Copy each record exactly as it reads, leaving out any pictures it holds.

---------- THE DATA

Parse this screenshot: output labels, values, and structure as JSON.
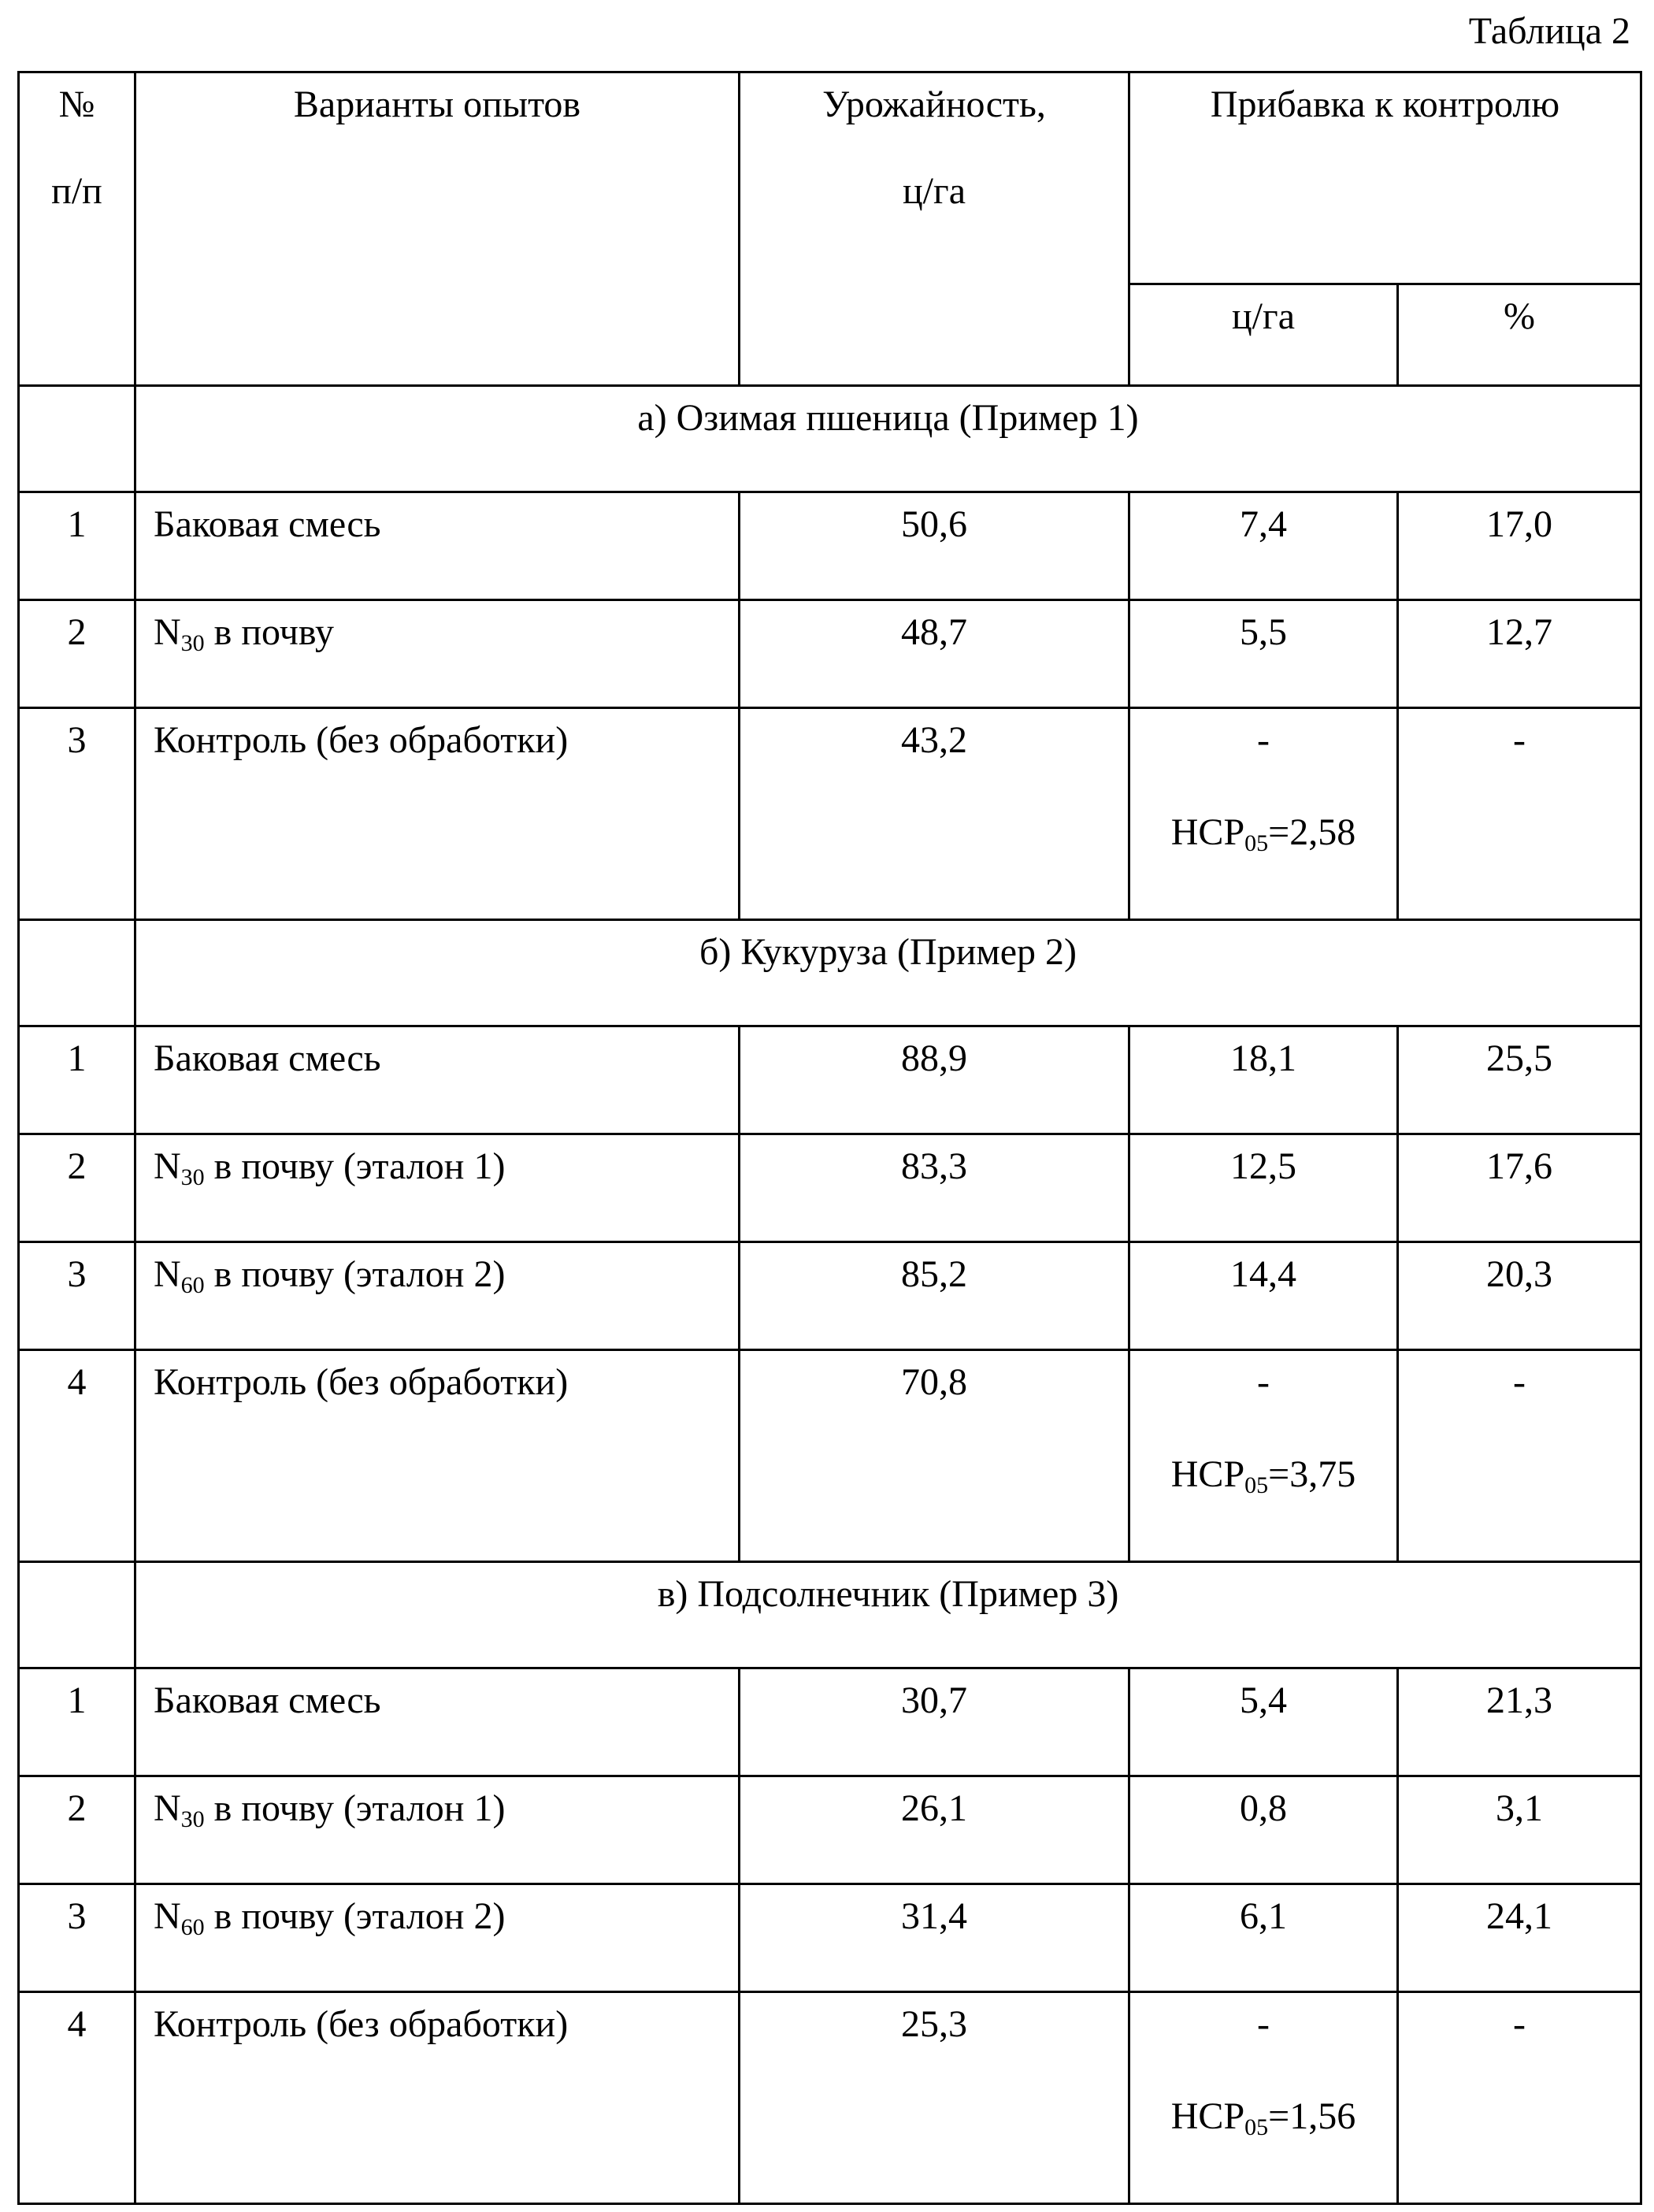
{
  "caption": "Таблица 2",
  "header": {
    "num_line1": "№",
    "num_line2": "п/п",
    "variants": "Варианты опытов",
    "yield_line1": "Урожайность,",
    "yield_line2": "ц/га",
    "increase": "Прибавка к контролю",
    "inc_unit_abs": "ц/га",
    "inc_unit_pct": "%"
  },
  "sections": [
    {
      "title": "а) Озимая пшеница (Пример 1)",
      "rows": [
        {
          "n": "1",
          "name": "Баковая смесь",
          "sub": "",
          "suffix": "",
          "yield": "50,6",
          "abs": "7,4",
          "pct": "17,0"
        },
        {
          "n": "2",
          "name": "N",
          "sub": "30",
          "suffix": " в почву",
          "yield": "48,7",
          "abs": "5,5",
          "pct": "12,7"
        },
        {
          "n": "3",
          "name": "Контроль (без обработки)",
          "sub": "",
          "suffix": "",
          "yield": "43,2",
          "abs": "-",
          "pct": "-"
        }
      ],
      "hcp": {
        "label": "НСР",
        "sub": "05",
        "value": "=2,58"
      }
    },
    {
      "title": "б) Кукуруза (Пример 2)",
      "rows": [
        {
          "n": "1",
          "name": "Баковая смесь",
          "sub": "",
          "suffix": "",
          "yield": "88,9",
          "abs": "18,1",
          "pct": "25,5"
        },
        {
          "n": "2",
          "name": "N",
          "sub": "30",
          "suffix": " в почву (эталон 1)",
          "yield": "83,3",
          "abs": "12,5",
          "pct": "17,6"
        },
        {
          "n": "3",
          "name": "N",
          "sub": "60",
          "suffix": " в почву (эталон 2)",
          "yield": "85,2",
          "abs": "14,4",
          "pct": "20,3"
        },
        {
          "n": "4",
          "name": "Контроль (без обработки)",
          "sub": "",
          "suffix": "",
          "yield": "70,8",
          "abs": "-",
          "pct": "-"
        }
      ],
      "hcp": {
        "label": "НСР",
        "sub": "05",
        "value": "=3,75"
      }
    },
    {
      "title": "в) Подсолнечник (Пример 3)",
      "rows": [
        {
          "n": "1",
          "name": "Баковая смесь",
          "sub": "",
          "suffix": "",
          "yield": "30,7",
          "abs": "5,4",
          "pct": "21,3"
        },
        {
          "n": "2",
          "name": "N",
          "sub": "30",
          "suffix": " в почву (эталон 1)",
          "yield": "26,1",
          "abs": "0,8",
          "pct": "3,1"
        },
        {
          "n": "3",
          "name": "N",
          "sub": "60",
          "suffix": " в почву (эталон 2)",
          "yield": "31,4",
          "abs": "6,1",
          "pct": "24,1"
        },
        {
          "n": "4",
          "name": "Контроль (без обработки)",
          "sub": "",
          "suffix": "",
          "yield": "25,3",
          "abs": "-",
          "pct": "-"
        }
      ],
      "hcp": {
        "label": "НСР",
        "sub": "05",
        "value": "=1,56"
      }
    }
  ]
}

--------------------

- REPLY TO THE TASK -
Parse this screenshot: output labels, values, and structure as JSON.
{
  "caption": "Таблица 2",
  "header": {
    "num_line1": "№",
    "num_line2": "п/п",
    "variants": "Варианты опытов",
    "yield_line1": "Урожайность,",
    "yield_line2": "ц/га",
    "increase": "Прибавка к контролю",
    "inc_unit_abs": "ц/га",
    "inc_unit_pct": "%"
  },
  "sections": [
    {
      "title": "а) Озимая пшеница (Пример 1)",
      "rows": [
        {
          "n": "1",
          "name": "Баковая смесь",
          "sub": "",
          "suffix": "",
          "yield": "50,6",
          "abs": "7,4",
          "pct": "17,0"
        },
        {
          "n": "2",
          "name": "N",
          "sub": "30",
          "suffix": " в почву",
          "yield": "48,7",
          "abs": "5,5",
          "pct": "12,7"
        },
        {
          "n": "3",
          "name": "Контроль (без обработки)",
          "sub": "",
          "suffix": "",
          "yield": "43,2",
          "abs": "-",
          "pct": "-"
        }
      ],
      "hcp": {
        "label": "НСР",
        "sub": "05",
        "value": "=2,58"
      }
    },
    {
      "title": "б) Кукуруза (Пример 2)",
      "rows": [
        {
          "n": "1",
          "name": "Баковая смесь",
          "sub": "",
          "suffix": "",
          "yield": "88,9",
          "abs": "18,1",
          "pct": "25,5"
        },
        {
          "n": "2",
          "name": "N",
          "sub": "30",
          "suffix": " в почву (эталон 1)",
          "yield": "83,3",
          "abs": "12,5",
          "pct": "17,6"
        },
        {
          "n": "3",
          "name": "N",
          "sub": "60",
          "suffix": " в почву (эталон 2)",
          "yield": "85,2",
          "abs": "14,4",
          "pct": "20,3"
        },
        {
          "n": "4",
          "name": "Контроль (без обработки)",
          "sub": "",
          "suffix": "",
          "yield": "70,8",
          "abs": "-",
          "pct": "-"
        }
      ],
      "hcp": {
        "label": "НСР",
        "sub": "05",
        "value": "=3,75"
      }
    },
    {
      "title": "в) Подсолнечник (Пример 3)",
      "rows": [
        {
          "n": "1",
          "name": "Баковая смесь",
          "sub": "",
          "suffix": "",
          "yield": "30,7",
          "abs": "5,4",
          "pct": "21,3"
        },
        {
          "n": "2",
          "name": "N",
          "sub": "30",
          "suffix": " в почву (эталон 1)",
          "yield": "26,1",
          "abs": "0,8",
          "pct": "3,1"
        },
        {
          "n": "3",
          "name": "N",
          "sub": "60",
          "suffix": " в почву (эталон 2)",
          "yield": "31,4",
          "abs": "6,1",
          "pct": "24,1"
        },
        {
          "n": "4",
          "name": "Контроль (без обработки)",
          "sub": "",
          "suffix": "",
          "yield": "25,3",
          "abs": "-",
          "pct": "-"
        }
      ],
      "hcp": {
        "label": "НСР",
        "sub": "05",
        "value": "=1,56"
      }
    }
  ]
}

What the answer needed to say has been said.